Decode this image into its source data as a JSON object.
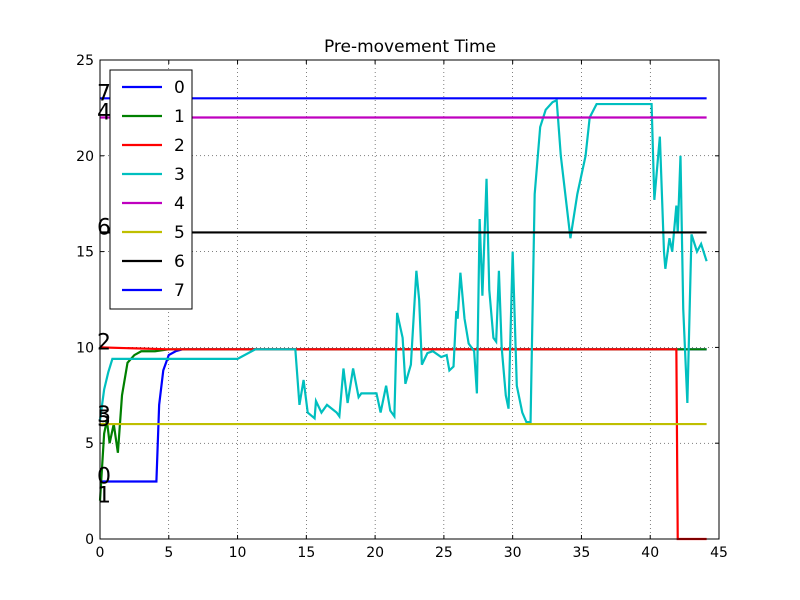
{
  "chart_data": {
    "type": "line",
    "title": "Pre-movement Time",
    "xlim": [
      0,
      45
    ],
    "ylim": [
      0,
      25
    ],
    "xticks": [
      0,
      5,
      10,
      15,
      20,
      25,
      30,
      35,
      40,
      45
    ],
    "yticks": [
      0,
      5,
      10,
      15,
      20,
      25
    ],
    "grid": true,
    "legend": "upper left",
    "series": [
      {
        "name": "0",
        "color": "#0000ff",
        "x": [
          0,
          4.1,
          4.3,
          4.6,
          5,
          5.5,
          6,
          44.1
        ],
        "values": [
          3,
          3,
          7,
          8.8,
          9.6,
          9.8,
          9.9,
          9.9
        ]
      },
      {
        "name": "1",
        "color": "#008000",
        "x": [
          0,
          0.3,
          0.5,
          0.7,
          1,
          1.3,
          1.6,
          2,
          2.5,
          3,
          4,
          5,
          44.1
        ],
        "values": [
          2,
          5.5,
          6.2,
          5,
          6,
          4.5,
          7.5,
          9.2,
          9.6,
          9.8,
          9.8,
          9.9,
          9.9
        ]
      },
      {
        "name": "2",
        "color": "#ff0000",
        "x": [
          0,
          5,
          41.9,
          42.0,
          44.1
        ],
        "values": [
          10,
          9.9,
          9.9,
          0,
          0
        ]
      },
      {
        "name": "3",
        "color": "#00bfbf",
        "x": [
          0,
          0.3,
          0.6,
          0.9,
          10,
          11.3,
          14.2,
          14.5,
          14.8,
          15.1,
          15.6,
          15.7,
          16.1,
          16.5,
          17.2,
          17.4,
          17.7,
          18.0,
          18.4,
          18.8,
          19.0,
          20.1,
          20.4,
          20.8,
          21.1,
          21.4,
          21.6,
          22.0,
          22.2,
          22.6,
          23.0,
          23.2,
          23.4,
          23.8,
          24.2,
          24.8,
          25.2,
          25.4,
          25.7,
          25.9,
          26.0,
          26.2,
          26.5,
          26.8,
          27.2,
          27.4,
          27.6,
          27.8,
          28.1,
          28.3,
          28.6,
          28.8,
          29.0,
          29.2,
          29.5,
          29.7,
          30.0,
          30.3,
          30.7,
          31.0,
          31.3,
          31.6,
          32.0,
          32.4,
          32.9,
          33.2,
          33.5,
          34.2,
          34.7,
          35.3,
          35.6,
          36.1,
          40.1,
          40.3,
          40.7,
          41.0,
          41.1,
          41.4,
          41.6,
          41.9,
          42.0,
          42.2,
          42.4,
          42.7,
          43.0,
          43.4,
          43.7,
          44.1
        ],
        "values": [
          6.2,
          7.8,
          8.7,
          9.4,
          9.4,
          9.9,
          9.9,
          7.0,
          8.3,
          6.6,
          6.3,
          7.2,
          6.6,
          7.0,
          6.6,
          6.4,
          8.9,
          7.1,
          8.9,
          7.4,
          7.6,
          7.6,
          6.6,
          8.0,
          6.7,
          6.4,
          11.8,
          10.5,
          8.1,
          9.1,
          14.0,
          12.5,
          9.1,
          9.7,
          9.8,
          9.5,
          9.6,
          8.8,
          9.0,
          11.9,
          11.5,
          13.9,
          11.5,
          10.2,
          9.8,
          7.6,
          16.7,
          12.7,
          18.8,
          13.0,
          10.5,
          10.3,
          14.0,
          10.0,
          7.5,
          6.8,
          15.0,
          8.0,
          6.6,
          6.1,
          6.1,
          18.0,
          21.5,
          22.4,
          22.8,
          22.9,
          20.0,
          15.7,
          18.0,
          20.0,
          22.0,
          22.7,
          22.7,
          17.7,
          21.0,
          15.0,
          14.1,
          15.7,
          15.0,
          17.4,
          16.0,
          20.0,
          12.0,
          7.1,
          15.9,
          15.0,
          15.4,
          14.5
        ]
      },
      {
        "name": "4",
        "color": "#bf00bf",
        "x": [
          0,
          44.1
        ],
        "values": [
          22,
          22
        ]
      },
      {
        "name": "5",
        "color": "#bfbf00",
        "x": [
          0,
          44.1
        ],
        "values": [
          6,
          6
        ]
      },
      {
        "name": "6",
        "color": "#000000",
        "x": [
          0,
          44.1
        ],
        "values": [
          16,
          16
        ]
      },
      {
        "name": "7",
        "color": "#0000ff",
        "x": [
          0,
          44.1
        ],
        "values": [
          23,
          23
        ]
      }
    ]
  }
}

◇ ◇ ◇ ◇

TASK STATEMENT:
Copy each line of the listing that holds the word "name".

FINISHED EXERCISE:
        "name": "0",
        "name": "1",
        "name": "2",
        "name": "3",
        "name": "4",
        "name": "5",
        "name": "6",
        "name": "7",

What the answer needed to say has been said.